[START Extracted entries]
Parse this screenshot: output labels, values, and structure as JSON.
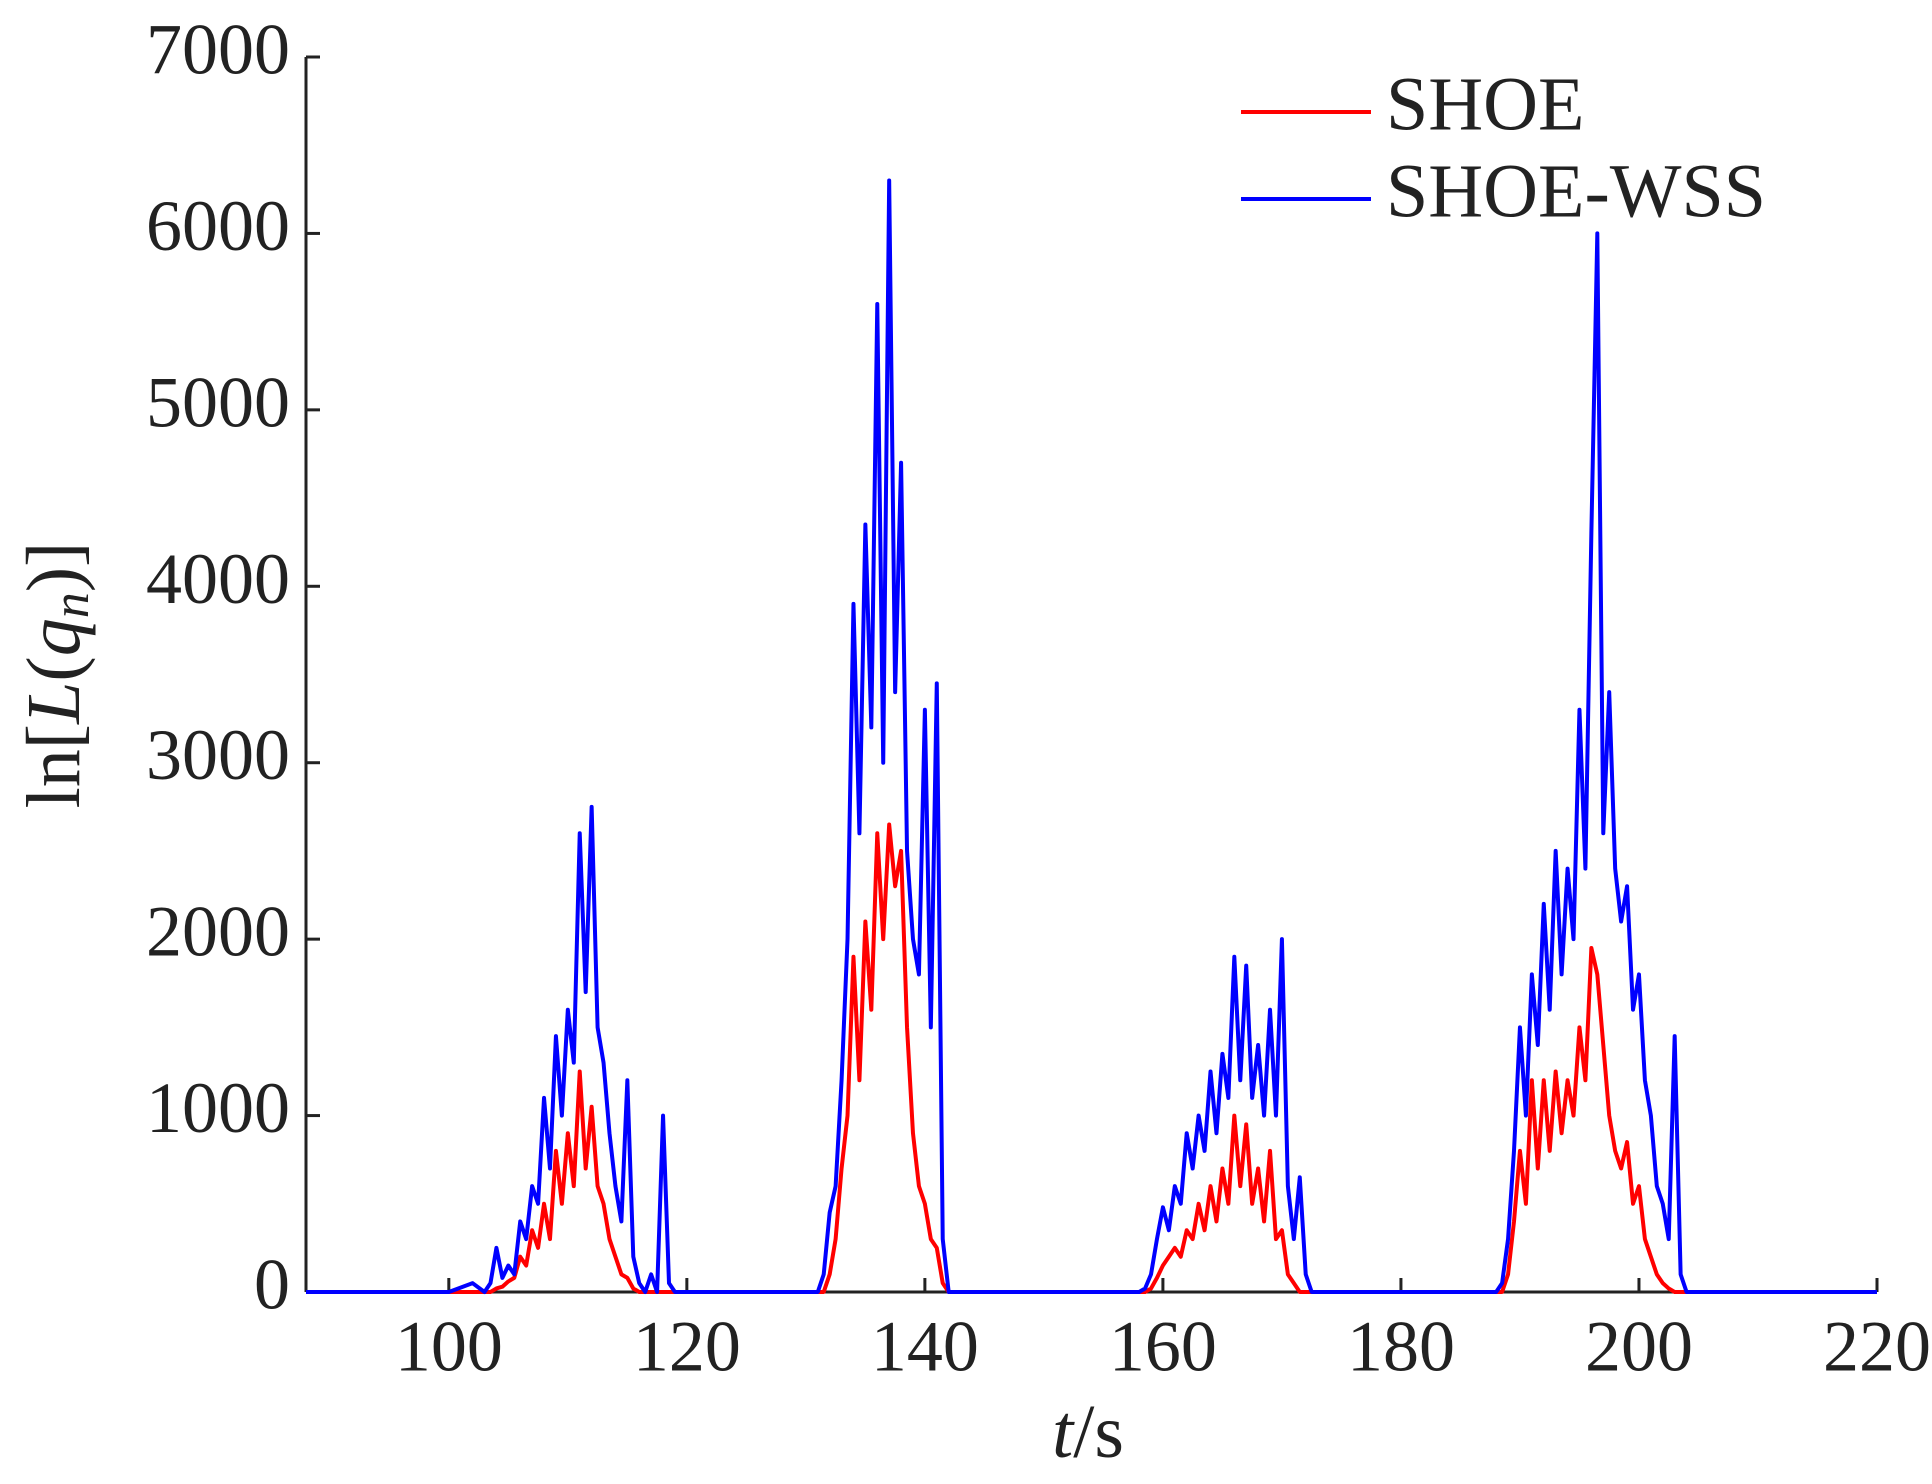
{
  "chart_data": {
    "type": "line",
    "xlabel": [
      "t",
      "/s"
    ],
    "ylabel": [
      "ln[",
      "L",
      "(",
      "q",
      "n",
      ")]"
    ],
    "xlim": [
      88,
      220
    ],
    "ylim": [
      0,
      7000
    ],
    "xticks": [
      100,
      120,
      140,
      160,
      180,
      200,
      220
    ],
    "yticks": [
      0,
      1000,
      2000,
      3000,
      4000,
      5000,
      6000,
      7000
    ],
    "legend": "upper right",
    "x": [
      88,
      95,
      100,
      102,
      103,
      103.5,
      104,
      104.5,
      105,
      105.5,
      106,
      106.5,
      107,
      107.5,
      108,
      108.5,
      109,
      109.5,
      110,
      110.5,
      111,
      111.5,
      112,
      112.5,
      113,
      113.5,
      114,
      114.5,
      115,
      115.5,
      116,
      116.5,
      117,
      117.5,
      118,
      118.5,
      119,
      120,
      125,
      130,
      131,
      131.5,
      132,
      132.5,
      133,
      133.5,
      134,
      134.5,
      135,
      135.5,
      136,
      136.5,
      137,
      137.5,
      138,
      138.5,
      139,
      139.5,
      140,
      140.5,
      141,
      141.5,
      142,
      143,
      150,
      155,
      158,
      158.5,
      159,
      159.5,
      160,
      160.5,
      161,
      161.5,
      162,
      162.5,
      163,
      163.5,
      164,
      164.5,
      165,
      165.5,
      166,
      166.5,
      167,
      167.5,
      168,
      168.5,
      169,
      169.5,
      170,
      170.5,
      171,
      171.5,
      172,
      172.5,
      173,
      173.5,
      174,
      175,
      180,
      185,
      188,
      188.5,
      189,
      189.5,
      190,
      190.5,
      191,
      191.5,
      192,
      192.5,
      193,
      193.5,
      194,
      194.5,
      195,
      195.5,
      196,
      196.5,
      197,
      197.5,
      198,
      198.5,
      199,
      199.5,
      200,
      200.5,
      201,
      201.5,
      202,
      202.5,
      203,
      203.5,
      204,
      204.5,
      205,
      206,
      210,
      220
    ],
    "series": [
      {
        "name": "SHOE",
        "color": "#ff0000",
        "values": [
          0,
          0,
          0,
          0,
          0,
          0,
          20,
          30,
          60,
          80,
          200,
          150,
          350,
          250,
          500,
          300,
          800,
          500,
          900,
          600,
          1250,
          700,
          1050,
          600,
          500,
          300,
          200,
          100,
          80,
          20,
          0,
          0,
          0,
          0,
          0,
          0,
          0,
          0,
          0,
          0,
          0,
          0,
          100,
          300,
          700,
          1000,
          1900,
          1200,
          2100,
          1600,
          2600,
          2000,
          2650,
          2300,
          2500,
          1500,
          900,
          600,
          500,
          300,
          250,
          50,
          0,
          0,
          0,
          0,
          0,
          0,
          20,
          80,
          150,
          200,
          250,
          200,
          350,
          300,
          500,
          350,
          600,
          400,
          700,
          500,
          1000,
          600,
          950,
          500,
          700,
          400,
          800,
          300,
          350,
          100,
          50,
          0,
          0,
          0,
          0,
          0,
          0,
          0,
          0,
          0,
          0,
          0,
          100,
          400,
          800,
          500,
          1200,
          700,
          1200,
          800,
          1250,
          900,
          1200,
          1000,
          1500,
          1200,
          1950,
          1800,
          1400,
          1000,
          800,
          700,
          850,
          500,
          600,
          300,
          200,
          100,
          50,
          20,
          0,
          0,
          0,
          0,
          0,
          0,
          0,
          0
        ]
      },
      {
        "name": "SHOE-WSS",
        "color": "#0000ff",
        "values": [
          0,
          0,
          0,
          50,
          0,
          50,
          250,
          80,
          150,
          100,
          400,
          300,
          600,
          500,
          1100,
          700,
          1450,
          1000,
          1600,
          1300,
          2600,
          1700,
          2750,
          1500,
          1300,
          900,
          600,
          400,
          1200,
          200,
          50,
          0,
          100,
          0,
          1000,
          50,
          0,
          0,
          0,
          0,
          0,
          100,
          450,
          600,
          1200,
          2000,
          3900,
          2600,
          4350,
          3200,
          5600,
          3000,
          6300,
          3400,
          4700,
          2500,
          2000,
          1800,
          3300,
          1500,
          3450,
          300,
          0,
          0,
          0,
          0,
          0,
          20,
          100,
          300,
          480,
          350,
          600,
          500,
          900,
          700,
          1000,
          800,
          1250,
          900,
          1350,
          1100,
          1900,
          1200,
          1850,
          1100,
          1400,
          1000,
          1600,
          1000,
          2000,
          600,
          300,
          650,
          100,
          0,
          0,
          0,
          0,
          0,
          0,
          0,
          0,
          50,
          300,
          800,
          1500,
          1000,
          1800,
          1400,
          2200,
          1600,
          2500,
          1800,
          2400,
          2000,
          3300,
          2400,
          4300,
          6000,
          2600,
          3400,
          2400,
          2100,
          2300,
          1600,
          1800,
          1200,
          1000,
          600,
          500,
          300,
          1450,
          100,
          0,
          0,
          0,
          0,
          0,
          0
        ]
      }
    ]
  }
}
[END Extracted entries]
◆ **Task details**:
Using the records above, output their complete text exactly, minus any images.

◆ **Correct response**:
Parse this screenshot: output labels, values, and structure as JSON.
{
  "chart_data": {
    "type": "line",
    "xlabel": [
      "t",
      "/s"
    ],
    "ylabel": [
      "ln[",
      "L",
      "(",
      "q",
      "n",
      ")]"
    ],
    "xlim": [
      88,
      220
    ],
    "ylim": [
      0,
      7000
    ],
    "xticks": [
      100,
      120,
      140,
      160,
      180,
      200,
      220
    ],
    "yticks": [
      0,
      1000,
      2000,
      3000,
      4000,
      5000,
      6000,
      7000
    ],
    "legend": "upper right",
    "x": [
      88,
      95,
      100,
      102,
      103,
      103.5,
      104,
      104.5,
      105,
      105.5,
      106,
      106.5,
      107,
      107.5,
      108,
      108.5,
      109,
      109.5,
      110,
      110.5,
      111,
      111.5,
      112,
      112.5,
      113,
      113.5,
      114,
      114.5,
      115,
      115.5,
      116,
      116.5,
      117,
      117.5,
      118,
      118.5,
      119,
      120,
      125,
      130,
      131,
      131.5,
      132,
      132.5,
      133,
      133.5,
      134,
      134.5,
      135,
      135.5,
      136,
      136.5,
      137,
      137.5,
      138,
      138.5,
      139,
      139.5,
      140,
      140.5,
      141,
      141.5,
      142,
      143,
      150,
      155,
      158,
      158.5,
      159,
      159.5,
      160,
      160.5,
      161,
      161.5,
      162,
      162.5,
      163,
      163.5,
      164,
      164.5,
      165,
      165.5,
      166,
      166.5,
      167,
      167.5,
      168,
      168.5,
      169,
      169.5,
      170,
      170.5,
      171,
      171.5,
      172,
      172.5,
      173,
      173.5,
      174,
      175,
      180,
      185,
      188,
      188.5,
      189,
      189.5,
      190,
      190.5,
      191,
      191.5,
      192,
      192.5,
      193,
      193.5,
      194,
      194.5,
      195,
      195.5,
      196,
      196.5,
      197,
      197.5,
      198,
      198.5,
      199,
      199.5,
      200,
      200.5,
      201,
      201.5,
      202,
      202.5,
      203,
      203.5,
      204,
      204.5,
      205,
      206,
      210,
      220
    ],
    "series": [
      {
        "name": "SHOE",
        "color": "#ff0000",
        "values": [
          0,
          0,
          0,
          0,
          0,
          0,
          20,
          30,
          60,
          80,
          200,
          150,
          350,
          250,
          500,
          300,
          800,
          500,
          900,
          600,
          1250,
          700,
          1050,
          600,
          500,
          300,
          200,
          100,
          80,
          20,
          0,
          0,
          0,
          0,
          0,
          0,
          0,
          0,
          0,
          0,
          0,
          0,
          100,
          300,
          700,
          1000,
          1900,
          1200,
          2100,
          1600,
          2600,
          2000,
          2650,
          2300,
          2500,
          1500,
          900,
          600,
          500,
          300,
          250,
          50,
          0,
          0,
          0,
          0,
          0,
          0,
          20,
          80,
          150,
          200,
          250,
          200,
          350,
          300,
          500,
          350,
          600,
          400,
          700,
          500,
          1000,
          600,
          950,
          500,
          700,
          400,
          800,
          300,
          350,
          100,
          50,
          0,
          0,
          0,
          0,
          0,
          0,
          0,
          0,
          0,
          0,
          0,
          100,
          400,
          800,
          500,
          1200,
          700,
          1200,
          800,
          1250,
          900,
          1200,
          1000,
          1500,
          1200,
          1950,
          1800,
          1400,
          1000,
          800,
          700,
          850,
          500,
          600,
          300,
          200,
          100,
          50,
          20,
          0,
          0,
          0,
          0,
          0,
          0,
          0,
          0
        ]
      },
      {
        "name": "SHOE-WSS",
        "color": "#0000ff",
        "values": [
          0,
          0,
          0,
          50,
          0,
          50,
          250,
          80,
          150,
          100,
          400,
          300,
          600,
          500,
          1100,
          700,
          1450,
          1000,
          1600,
          1300,
          2600,
          1700,
          2750,
          1500,
          1300,
          900,
          600,
          400,
          1200,
          200,
          50,
          0,
          100,
          0,
          1000,
          50,
          0,
          0,
          0,
          0,
          0,
          100,
          450,
          600,
          1200,
          2000,
          3900,
          2600,
          4350,
          3200,
          5600,
          3000,
          6300,
          3400,
          4700,
          2500,
          2000,
          1800,
          3300,
          1500,
          3450,
          300,
          0,
          0,
          0,
          0,
          0,
          20,
          100,
          300,
          480,
          350,
          600,
          500,
          900,
          700,
          1000,
          800,
          1250,
          900,
          1350,
          1100,
          1900,
          1200,
          1850,
          1100,
          1400,
          1000,
          1600,
          1000,
          2000,
          600,
          300,
          650,
          100,
          0,
          0,
          0,
          0,
          0,
          0,
          0,
          0,
          50,
          300,
          800,
          1500,
          1000,
          1800,
          1400,
          2200,
          1600,
          2500,
          1800,
          2400,
          2000,
          3300,
          2400,
          4300,
          6000,
          2600,
          3400,
          2400,
          2100,
          2300,
          1600,
          1800,
          1200,
          1000,
          600,
          500,
          300,
          1450,
          100,
          0,
          0,
          0,
          0,
          0,
          0
        ]
      }
    ]
  }
}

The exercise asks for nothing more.